PROBLEM 1: Which three Airflow operator classes does the airflow-workflows README name as Spark backends?
PROBLEM 2: How would you render this sentence from the airflow-workflows README in Spanish: "spark_configurator is a thin factory: all spec-building and provider-dispatch logic lives in the operator classes defined in task_decorators.py."

___ GIVEN TEXT ___

|
|
||
|---|---|---|
| graph-aggregation | ||
| graph-monitor | ||
| graph-pipeline | ||
| .gitignore | ||
| LICENSE | ||
| README.md | ||
README.md
airflow-workflows
OpenAIRE workflows for Airflow.
This repository contains the DAGs and shared utilities used by the OpenAIRE graph-building pipeline running on Apache Airflow. The graph-pipeline/ package provides three helper modules that drastically reduce the boilerplate needed to define Spark-based workflows.
Airflow Utility Modules
spark_configurator.py — Spark Operator Factory
Abstracts away the creation of Spark operators so that DAG authors only need to specify the what (main class / script, arguments, jar) and never the how (Kubernetes specs, SparkSubmit wiring, template merging).
The active Spark backend is selected at runtime via the Airflow Variable spark_provider:
| Value | Backend |
|---|---|
"operator" (default) |
SparkKubernetesAppOperator — builds a full SparkApplication CRD template_spec (metadata, mainClass / type: Python, deps, sparkConf) by deep-merging the caller's parameters with the environment template stored in the spark_template Variable. |
"submit" |
SparkSubmitAppOperator — delegates to spark-submit. Automatically distinguishes Java/Scala jobs from PySpark jobs by checking whether main_class ends with .py. |
| anything else | Falls back to an EmptyOperator (useful for dry-run / testing). |
spark_configurator is a thin factory: all spec-building and provider-dispatch logic lives in the operator classes defined in task_decorators.py. generate_spark_operator simply passes constructor arguments and a no-op callable.
Key functions:
generate_spark_operator(task_id, main_class, arguments, ...)— main entry-point. Accepts optionaljar,task_display_name,spark_extra_conf,image, andpy_files.java_action(task_id, main_class, arguments, ...)— convenience wrapper for non-Spark Java jobs. Delegates to theRunJavaSparkJobdriver and pins dynamic allocation to a single executor.generate_pyspark_task(task_id, script, arguments, ...)— convenience wrapper for PySpark jobs.scriptis the path to the.pyentry-point. Optionalpy_filesadds.zip/.eggpackages to the executor classpath (deps.pyFiles/--py-files); optionaljaradds a JVM dependency (e.g. for custom UDFs).

___ SUPPLIED DATA ___

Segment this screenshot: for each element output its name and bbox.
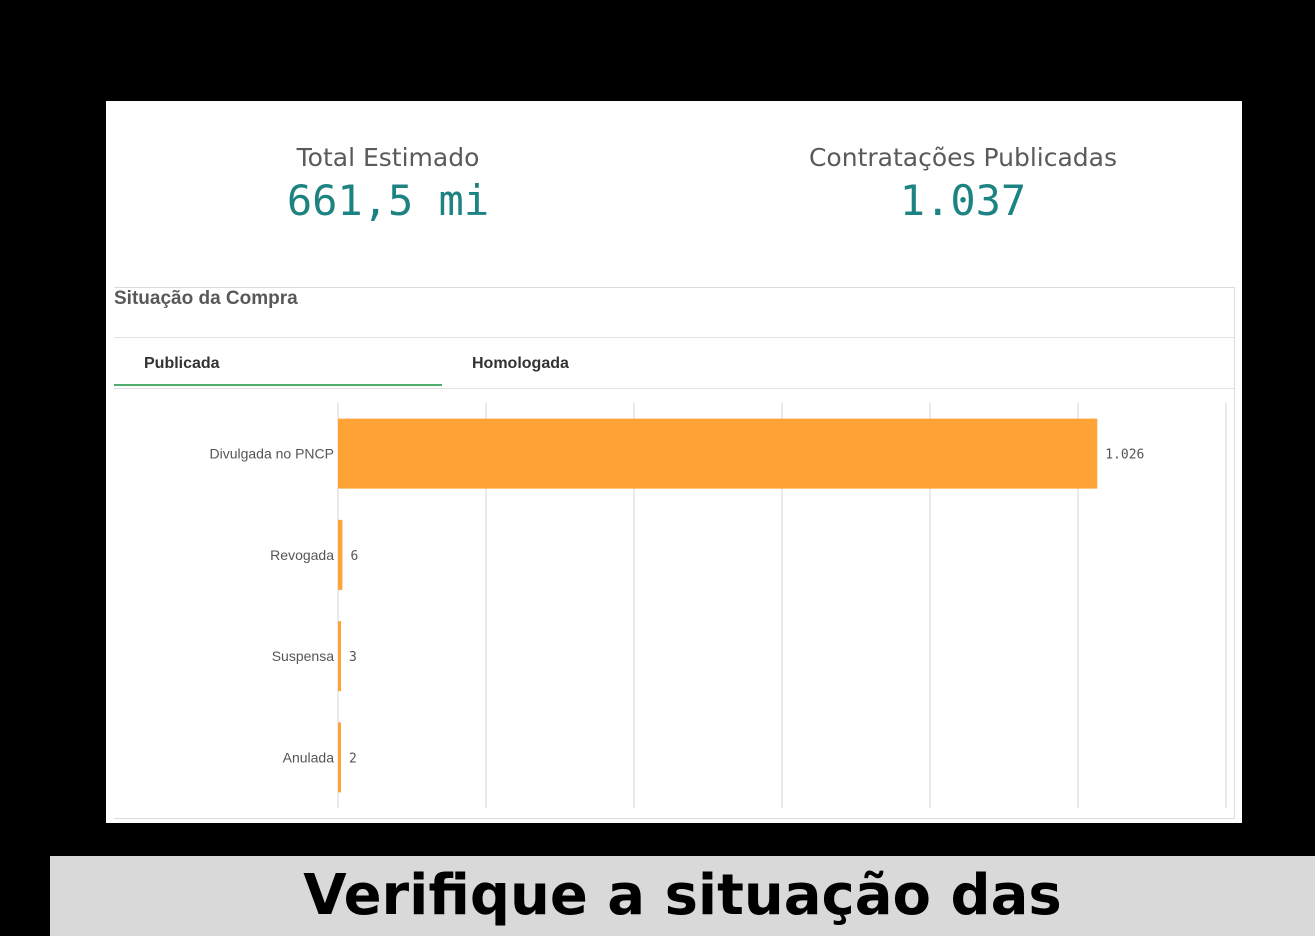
category-label: Anulada [283, 749, 335, 765]
category-label: Divulgada no PNCP [209, 446, 334, 462]
category-label: Revogada [270, 547, 334, 563]
dashboard-panel: Total Estimado 661,5 mi Contratações Pub… [106, 101, 1242, 823]
bar[interactable] [338, 418, 1098, 489]
chart-container: Situação da Compra Publicada Homologada … [114, 287, 1235, 819]
bar[interactable] [338, 621, 341, 692]
bar[interactable] [338, 722, 341, 793]
kpi-published-contracts: Contratações Publicadas 1.037 [738, 143, 1188, 225]
bar[interactable] [338, 519, 343, 590]
kpi-contracts-value: 1.037 [899, 176, 1027, 225]
category-label: Suspensa [272, 648, 334, 664]
kpi-total-label: Total Estimado [296, 143, 480, 172]
caption-banner: Verifique a situação das [50, 856, 1315, 936]
value-label: 1.026 [1105, 448, 1144, 463]
kpi-total-value: 661,5 mi [286, 176, 490, 225]
value-label: 3 [349, 650, 357, 665]
kpi-contracts-label: Contratações Publicadas [808, 143, 1118, 172]
value-label: 6 [350, 549, 358, 564]
kpi-total-estimated: Total Estimado 661,5 mi [238, 143, 538, 225]
value-label: 2 [349, 751, 357, 766]
bar-chart: Divulgada no PNCP 1.026 Revogada 6 Suspensa 3… [209, 403, 1227, 808]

___

FULL RESPONSE 1:
SparkKubernetesAppOperator
SparkSubmitAppOperator
EmptyOperator

FULL RESPONSE 2: spark_configurator es una fábrica ligera: toda la lógica de construcción de especificaciones y de despacho de proveedores reside en las clases de operador definidas en task_decorators.py.